▶ **Records provided**:
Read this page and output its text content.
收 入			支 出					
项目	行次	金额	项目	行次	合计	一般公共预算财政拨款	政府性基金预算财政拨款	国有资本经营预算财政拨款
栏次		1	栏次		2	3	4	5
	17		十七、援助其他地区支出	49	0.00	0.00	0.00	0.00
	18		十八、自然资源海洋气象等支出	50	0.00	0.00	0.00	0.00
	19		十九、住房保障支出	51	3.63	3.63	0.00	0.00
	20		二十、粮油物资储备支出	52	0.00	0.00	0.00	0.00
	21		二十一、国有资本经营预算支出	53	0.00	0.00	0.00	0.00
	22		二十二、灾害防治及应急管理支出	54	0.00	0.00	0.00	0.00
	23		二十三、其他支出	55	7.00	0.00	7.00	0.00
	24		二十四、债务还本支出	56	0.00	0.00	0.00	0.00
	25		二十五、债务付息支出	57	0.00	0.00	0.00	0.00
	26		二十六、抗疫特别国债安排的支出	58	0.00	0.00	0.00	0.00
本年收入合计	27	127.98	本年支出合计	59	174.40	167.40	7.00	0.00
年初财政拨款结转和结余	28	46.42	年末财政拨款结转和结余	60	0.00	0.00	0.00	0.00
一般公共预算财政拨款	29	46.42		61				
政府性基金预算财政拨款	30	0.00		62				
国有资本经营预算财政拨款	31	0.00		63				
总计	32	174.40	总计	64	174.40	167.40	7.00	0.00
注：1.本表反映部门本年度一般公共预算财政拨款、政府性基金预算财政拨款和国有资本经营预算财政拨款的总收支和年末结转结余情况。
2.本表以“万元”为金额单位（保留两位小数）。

▶ **Problem statement**:
Extract the listing in its entirety and repeat it exactly.

▶ **Exercise answer**:
Read this page and output its text content.
收 入			支 出					
项目	行次	金额	项目	行次	合计	一般公共预算财政拨款	政府性基金预算财政拨款	国有资本经营预算财政拨款
栏次		1	栏次		2	3	4	5
	17		十七、援助其他地区支出	49	0.00	0.00	0.00	0.00
	18		十八、自然资源海洋气象等支出	50	0.00	0.00	0.00	0.00
	19		十九、住房保障支出	51	3.63	3.63	0.00	0.00
	20		二十、粮油物资储备支出	52	0.00	0.00	0.00	0.00
	21		二十一、国有资本经营预算支出	53	0.00	0.00	0.00	0.00
	22		二十二、灾害防治及应急管理支出	54	0.00	0.00	0.00	0.00
	23		二十三、其他支出	55	7.00	0.00	7.00	0.00
	24		二十四、债务还本支出	56	0.00	0.00	0.00	0.00
	25		二十五、债务付息支出	57	0.00	0.00	0.00	0.00
	26		二十六、抗疫特别国债安排的支出	58	0.00	0.00	0.00	0.00
本年收入合计	27	127.98	本年支出合计	59	174.40	167.40	7.00	0.00
年初财政拨款结转和结余	28	46.42	年末财政拨款结转和结余	60	0.00	0.00	0.00	0.00
一般公共预算财政拨款	29	46.42		61				
政府性基金预算财政拨款	30	0.00		62				
国有资本经营预算财政拨款	31	0.00		63				
总计	32	174.40	总计	64	174.40	167.40	7.00	0.00
注：1.本表反映部门本年度一般公共预算财政拨款、政府性基金预算财政拨款和国有资本经营预算财政拨款的总收支和年末结转结余情况。
2.本表以“万元”为金额单位（保留两位小数）。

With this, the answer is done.